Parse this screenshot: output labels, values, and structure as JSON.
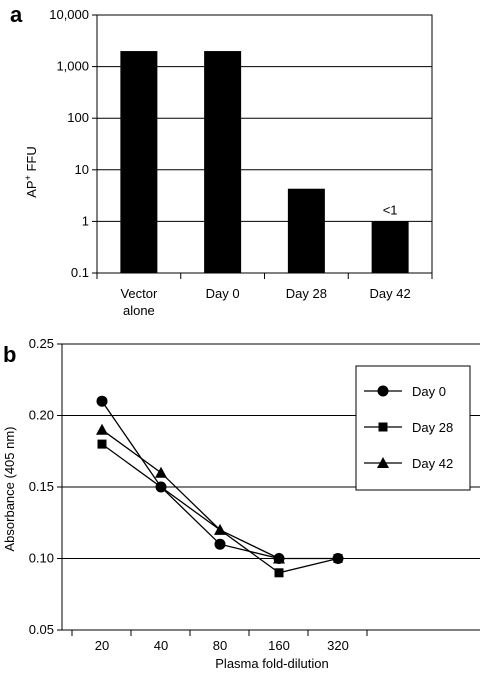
{
  "panel_a_letter": "a",
  "panel_b_letter": "b",
  "chart_data": [
    {
      "type": "bar",
      "ylabel": "AP+ FFU",
      "ylabel_main": "AP",
      "ylabel_sup": "+",
      "ylabel_rest": " FFU",
      "yscale": "log",
      "ylim": [
        0.1,
        10000
      ],
      "yticks": [
        0.1,
        1,
        10,
        100,
        1000,
        10000
      ],
      "ytick_labels": [
        "0.1",
        "1",
        "10",
        "100",
        "1,000",
        "10,000"
      ],
      "grid": true,
      "categories": [
        {
          "lines": [
            "Vector",
            "alone"
          ]
        },
        {
          "lines": [
            "Day 0"
          ]
        },
        {
          "lines": [
            "Day 28"
          ]
        },
        {
          "lines": [
            "Day 42"
          ]
        }
      ],
      "values": [
        2000,
        2000,
        4.3,
        1
      ],
      "data_labels": [
        "",
        "",
        "",
        "<1"
      ],
      "bar_color": "#000000"
    },
    {
      "type": "line",
      "xlabel": "Plasma fold-dilution",
      "ylabel": "Absorbance (405 nm)",
      "ylim": [
        0.05,
        0.25
      ],
      "yticks": [
        0.05,
        0.1,
        0.15,
        0.2,
        0.25
      ],
      "ytick_labels": [
        "0.05",
        "0.10",
        "0.15",
        "0.20",
        "0.25"
      ],
      "x": [
        20,
        40,
        80,
        160,
        320
      ],
      "x_labels": [
        "20",
        "40",
        "80",
        "160",
        "320"
      ],
      "grid": true,
      "legend_position": "top-right",
      "series": [
        {
          "name": "Day 0",
          "marker": "circle",
          "values": [
            0.21,
            0.15,
            0.11,
            0.1,
            0.1
          ]
        },
        {
          "name": "Day 28",
          "marker": "square",
          "values": [
            0.18,
            null,
            null,
            0.09,
            0.1
          ]
        },
        {
          "name": "Day 42",
          "marker": "triangle",
          "values": [
            0.19,
            0.16,
            0.12,
            0.1,
            null
          ]
        }
      ]
    }
  ]
}
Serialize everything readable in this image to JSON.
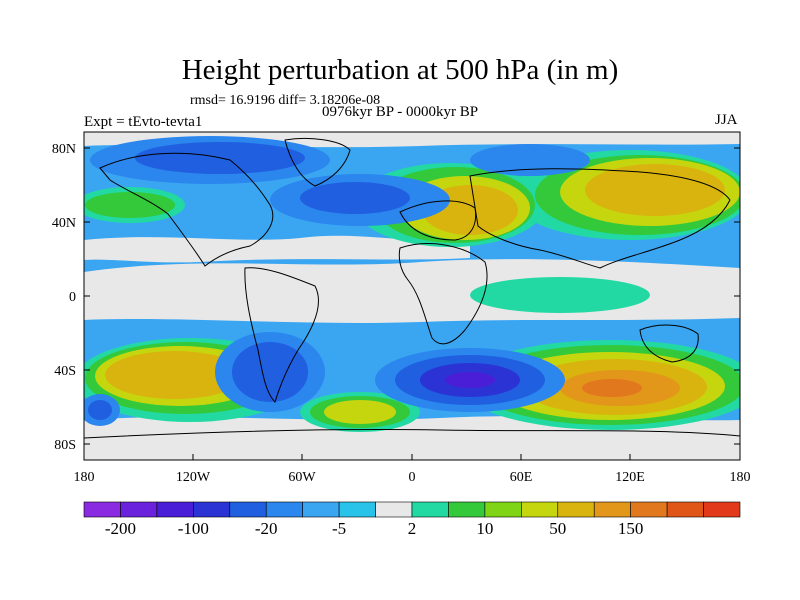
{
  "header": {
    "title": "Height perturbation at 500 hPa (in m)",
    "stats": "rmsd= 16.9196 diff= 3.18206e-08",
    "experiment": "Expt = tEvto-tevta1",
    "period": "0976kyr BP - 0000kyr BP",
    "season": "JJA"
  },
  "map": {
    "projection": "cylindrical equidistant",
    "lat_ticks": [
      "80N",
      "40N",
      "0",
      "40S",
      "80S"
    ],
    "lon_ticks": [
      "180",
      "120W",
      "60W",
      "0",
      "60E",
      "120E",
      "180"
    ]
  },
  "colorbar": {
    "colors": [
      "#8a2be2",
      "#6a22dd",
      "#4a1ed6",
      "#2b33d4",
      "#1f5fe0",
      "#2b86ee",
      "#3aa6f2",
      "#29c2e8",
      "#e8e8e8",
      "#22d9a4",
      "#33c93a",
      "#7fd416",
      "#c6d60e",
      "#d9b40f",
      "#e2961a",
      "#e2781e",
      "#e05518",
      "#e2391a"
    ],
    "labels": [
      "-200",
      "-100",
      "-20",
      "-5",
      "2",
      "10",
      "50",
      "150"
    ]
  },
  "colors": {
    "land_outline": "#000000",
    "neutral": "#e8e8e8",
    "background_field": "#3aa6f2"
  }
}
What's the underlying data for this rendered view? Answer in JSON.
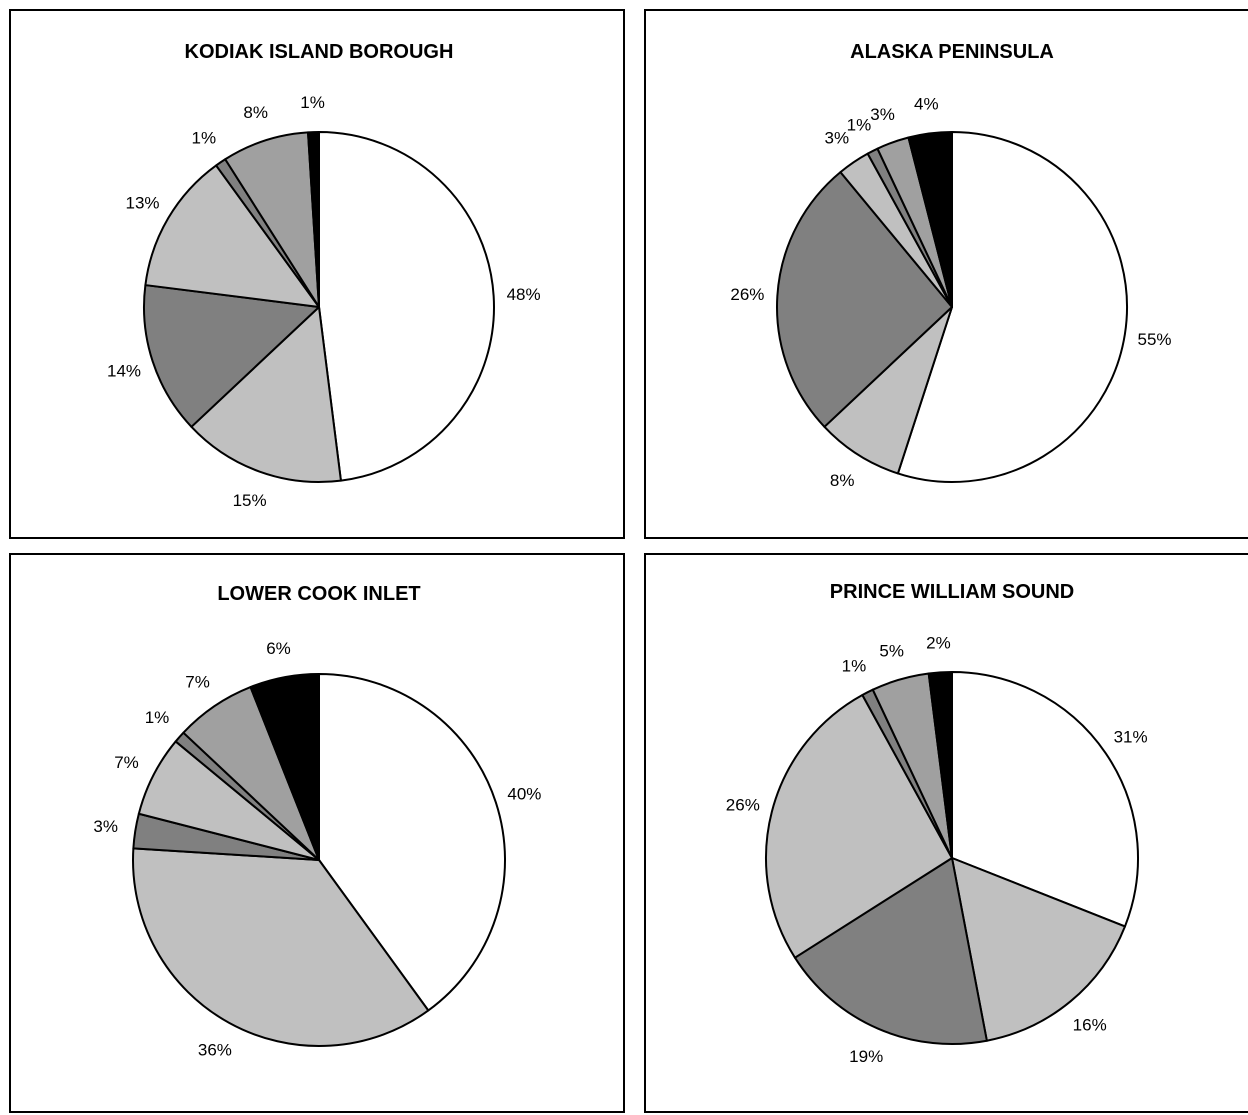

============================================================

• What you need to do: Your task is to give again, unchanged, the lines from the line that contains "Serialize everything readable" to the end of the records. Include both end lines but no pictures.

• Answer to this exercise:
Serialize everything readable in this image to JSON.
{
  "header": {
    "title": "Height perturbation at 500 hPa (in m)",
    "stats": "rmsd= 16.9196 diff= 3.18206e-08",
    "experiment": "Expt = tEvto-tevta1",
    "period": "0976kyr BP - 0000kyr BP",
    "season": "JJA"
  },
  "map": {
    "projection": "cylindrical equidistant",
    "lat_ticks": [
      "80N",
      "40N",
      "0",
      "40S",
      "80S"
    ],
    "lon_ticks": [
      "180",
      "120W",
      "60W",
      "0",
      "60E",
      "120E",
      "180"
    ]
  },
  "colorbar": {
    "colors": [
      "#8a2be2",
      "#6a22dd",
      "#4a1ed6",
      "#2b33d4",
      "#1f5fe0",
      "#2b86ee",
      "#3aa6f2",
      "#29c2e8",
      "#e8e8e8",
      "#22d9a4",
      "#33c93a",
      "#7fd416",
      "#c6d60e",
      "#d9b40f",
      "#e2961a",
      "#e2781e",
      "#e05518",
      "#e2391a"
    ],
    "labels": [
      "-200",
      "-100",
      "-20",
      "-5",
      "2",
      "10",
      "50",
      "150"
    ]
  },
  "colors": {
    "land_outline": "#000000",
    "neutral": "#e8e8e8",
    "background_field": "#3aa6f2"
  }
}
What's the underlying data for this rendered view? Answer in JSON.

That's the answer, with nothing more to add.